A growing number of 20- to 44-year-old Americans have been hospitalized for COVID-19.

While the rate of COVID-19 deaths is highest for those older than 85, the rate of confirmed cases is highest (29%) among 20- to 44-year-olds, according to the CDC.

People with elevated risk include those who have underlying health conditions such as chronic lung disease, diabetes or heart disease; are overweight; have a weakened immune system; are pregnant, or are older than 65.

High-risk people need to take social distancing seriously to avoid contracting the coronavirus, said Catherine Troisi, an infectious disease epidemiologist at UT Health School of Public Health.

But everyone is at risk, including young people, Troisi emphasized.

Source: HealthDay
https://consumer.healthday.com/infectious-disease-information-21/coronavirus-1008/certain-health-conditions-up-risks-for-severe-covid-19-756124.html

*The following is excerpted from an online article posted on MedicalXpress.

University at Buffalo School of Nursing researchers have found a"significant association" between alcohol or marijuana use and insufficient sleep among high school students.

The study, published earlier this year in the Journal of School Nursing, tested a nationally represented sample of high school students and found a close association between using substances including cigarettes, electronic vapor, alcohol and marijuana, and experiencing insufficient sleep.

Directions:
- a) According to the health news excerpt, which age group has the highest rate of confirmed COVID-19 cases?
- b) Decide whether each statement agrees with the health news excerpt, and quote the words that settle it: (i) The rate of COVID-19 deaths is highest for people older than 85. (ii) Catherine Troisi is a researcher at the University at Buffalo School of Nursing. (iii) The study on substance use and sleep appeared in the Journal of School Nursing.
- c) Reproduce the passage of the health news excerpt from "High-risk people need" up to and including "high school students.".
The material after this point has no role in the work on the health news excerpt.

Material provided:

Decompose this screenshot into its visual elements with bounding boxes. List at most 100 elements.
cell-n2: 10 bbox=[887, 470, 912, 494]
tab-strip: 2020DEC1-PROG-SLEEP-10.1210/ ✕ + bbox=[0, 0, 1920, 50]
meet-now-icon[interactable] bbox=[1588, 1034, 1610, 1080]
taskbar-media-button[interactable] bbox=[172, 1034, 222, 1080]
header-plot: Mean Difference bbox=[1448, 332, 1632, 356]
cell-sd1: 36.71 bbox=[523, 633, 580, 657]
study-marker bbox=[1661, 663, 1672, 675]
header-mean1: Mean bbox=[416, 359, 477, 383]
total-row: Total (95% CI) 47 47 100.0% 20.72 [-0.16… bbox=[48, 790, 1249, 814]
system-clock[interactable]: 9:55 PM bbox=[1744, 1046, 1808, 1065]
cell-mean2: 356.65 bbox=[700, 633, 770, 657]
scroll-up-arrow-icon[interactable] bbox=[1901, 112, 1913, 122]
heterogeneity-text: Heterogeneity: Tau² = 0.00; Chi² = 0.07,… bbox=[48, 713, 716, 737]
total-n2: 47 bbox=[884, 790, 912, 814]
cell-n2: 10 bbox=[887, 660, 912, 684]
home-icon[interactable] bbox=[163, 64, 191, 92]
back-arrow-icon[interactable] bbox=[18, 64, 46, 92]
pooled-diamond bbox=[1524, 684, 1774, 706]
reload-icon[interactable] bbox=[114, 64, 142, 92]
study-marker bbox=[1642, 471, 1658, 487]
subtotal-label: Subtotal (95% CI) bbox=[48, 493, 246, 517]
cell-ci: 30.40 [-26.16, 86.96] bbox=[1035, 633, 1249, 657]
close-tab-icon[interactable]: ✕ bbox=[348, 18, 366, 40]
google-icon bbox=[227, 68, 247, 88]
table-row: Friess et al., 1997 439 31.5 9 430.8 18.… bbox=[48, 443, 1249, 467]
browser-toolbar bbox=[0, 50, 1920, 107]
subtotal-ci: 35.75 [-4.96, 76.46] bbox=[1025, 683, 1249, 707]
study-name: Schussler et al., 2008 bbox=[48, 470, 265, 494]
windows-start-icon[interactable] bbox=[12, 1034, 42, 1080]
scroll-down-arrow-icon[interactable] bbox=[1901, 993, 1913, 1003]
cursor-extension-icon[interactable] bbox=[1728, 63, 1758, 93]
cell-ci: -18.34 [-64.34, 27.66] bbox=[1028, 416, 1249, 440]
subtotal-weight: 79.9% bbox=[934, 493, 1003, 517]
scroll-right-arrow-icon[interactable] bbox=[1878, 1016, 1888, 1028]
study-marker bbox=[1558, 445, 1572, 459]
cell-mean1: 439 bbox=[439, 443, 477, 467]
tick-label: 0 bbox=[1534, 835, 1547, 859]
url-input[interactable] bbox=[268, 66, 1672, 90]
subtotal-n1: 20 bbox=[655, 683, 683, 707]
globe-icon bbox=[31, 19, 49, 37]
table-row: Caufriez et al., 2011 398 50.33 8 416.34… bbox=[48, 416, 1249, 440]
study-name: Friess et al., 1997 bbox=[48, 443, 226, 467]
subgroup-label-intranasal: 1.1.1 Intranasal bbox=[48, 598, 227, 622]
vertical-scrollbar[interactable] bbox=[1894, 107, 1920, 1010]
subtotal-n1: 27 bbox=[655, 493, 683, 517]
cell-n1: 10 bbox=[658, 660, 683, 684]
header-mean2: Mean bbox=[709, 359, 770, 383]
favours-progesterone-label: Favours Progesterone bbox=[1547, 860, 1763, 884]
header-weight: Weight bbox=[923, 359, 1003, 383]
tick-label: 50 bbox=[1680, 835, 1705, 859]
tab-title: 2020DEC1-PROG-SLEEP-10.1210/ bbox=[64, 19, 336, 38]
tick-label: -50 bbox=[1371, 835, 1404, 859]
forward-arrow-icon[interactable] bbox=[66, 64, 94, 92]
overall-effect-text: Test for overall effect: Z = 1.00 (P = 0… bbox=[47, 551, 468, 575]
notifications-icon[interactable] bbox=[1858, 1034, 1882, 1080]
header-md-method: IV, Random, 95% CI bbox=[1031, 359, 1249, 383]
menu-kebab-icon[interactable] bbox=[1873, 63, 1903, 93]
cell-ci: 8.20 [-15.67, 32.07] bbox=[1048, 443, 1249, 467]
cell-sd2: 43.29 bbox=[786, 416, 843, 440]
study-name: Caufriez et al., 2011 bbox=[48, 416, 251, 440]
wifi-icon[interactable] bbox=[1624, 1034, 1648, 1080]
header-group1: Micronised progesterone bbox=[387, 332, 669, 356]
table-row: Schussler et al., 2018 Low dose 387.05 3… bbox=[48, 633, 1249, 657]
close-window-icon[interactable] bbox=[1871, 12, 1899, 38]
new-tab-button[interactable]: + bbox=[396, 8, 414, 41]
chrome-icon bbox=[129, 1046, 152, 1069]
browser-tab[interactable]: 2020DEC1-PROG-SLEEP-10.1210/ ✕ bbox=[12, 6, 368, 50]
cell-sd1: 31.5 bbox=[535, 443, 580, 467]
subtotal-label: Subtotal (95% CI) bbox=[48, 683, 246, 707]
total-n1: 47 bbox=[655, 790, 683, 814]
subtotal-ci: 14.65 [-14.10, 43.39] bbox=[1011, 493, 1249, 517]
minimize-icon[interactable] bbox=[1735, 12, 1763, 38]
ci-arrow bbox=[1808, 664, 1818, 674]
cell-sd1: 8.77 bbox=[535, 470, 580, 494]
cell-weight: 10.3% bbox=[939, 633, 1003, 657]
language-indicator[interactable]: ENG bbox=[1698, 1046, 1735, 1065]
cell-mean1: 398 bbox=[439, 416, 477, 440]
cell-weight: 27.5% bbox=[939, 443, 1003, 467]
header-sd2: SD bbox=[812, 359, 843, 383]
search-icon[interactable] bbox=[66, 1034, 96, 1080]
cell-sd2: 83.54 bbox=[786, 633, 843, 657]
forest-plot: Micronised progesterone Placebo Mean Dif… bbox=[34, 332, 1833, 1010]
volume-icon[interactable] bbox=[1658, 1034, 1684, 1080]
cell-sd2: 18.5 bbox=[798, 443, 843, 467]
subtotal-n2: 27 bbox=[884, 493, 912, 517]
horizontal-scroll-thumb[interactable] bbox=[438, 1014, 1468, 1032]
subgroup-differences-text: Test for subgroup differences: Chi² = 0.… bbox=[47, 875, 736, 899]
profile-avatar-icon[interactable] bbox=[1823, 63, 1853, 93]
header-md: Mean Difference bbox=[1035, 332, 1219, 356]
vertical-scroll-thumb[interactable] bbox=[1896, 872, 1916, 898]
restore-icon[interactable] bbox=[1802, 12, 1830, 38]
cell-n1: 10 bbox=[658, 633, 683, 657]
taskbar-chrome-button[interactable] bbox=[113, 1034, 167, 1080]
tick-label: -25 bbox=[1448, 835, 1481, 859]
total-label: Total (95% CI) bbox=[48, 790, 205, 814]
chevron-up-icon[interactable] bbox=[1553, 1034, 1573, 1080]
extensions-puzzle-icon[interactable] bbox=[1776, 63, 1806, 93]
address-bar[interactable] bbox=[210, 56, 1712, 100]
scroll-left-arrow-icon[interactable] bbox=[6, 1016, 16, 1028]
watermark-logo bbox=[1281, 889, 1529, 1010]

Answers by task:
- a) Americans aged 20 to 44 have the highest rate of confirmed cases, at 29%.

- b)
(i) Yes: "the rate of COVID-19 deaths is highest for those older than 85"
(ii) No: "Catherine Troisi, an infectious disease epidemiologist at UT Health School of Public Health"
(iii) Yes: "published earlier this year in the Journal of School Nursing"

- c)
High-risk people need to take social distancing seriously to avoid contracting the coronavirus, said Catherine Troisi, an infectious disease epidemiologist at UT Health School of Public Health.

But everyone is at risk, including young people, Troisi emphasized.

Source: HealthDay
https://consumer.healthday.com/infectious-disease-information-21/coronavirus-1008/certain-health-conditions-up-risks-for-severe-covid-19-756124.html

*The following is excerpted from an online article posted on MedicalXpress.

University at Buffalo School of Nursing researchers have found a"significant association" between alcohol or marijuana use and insufficient sleep among high school students.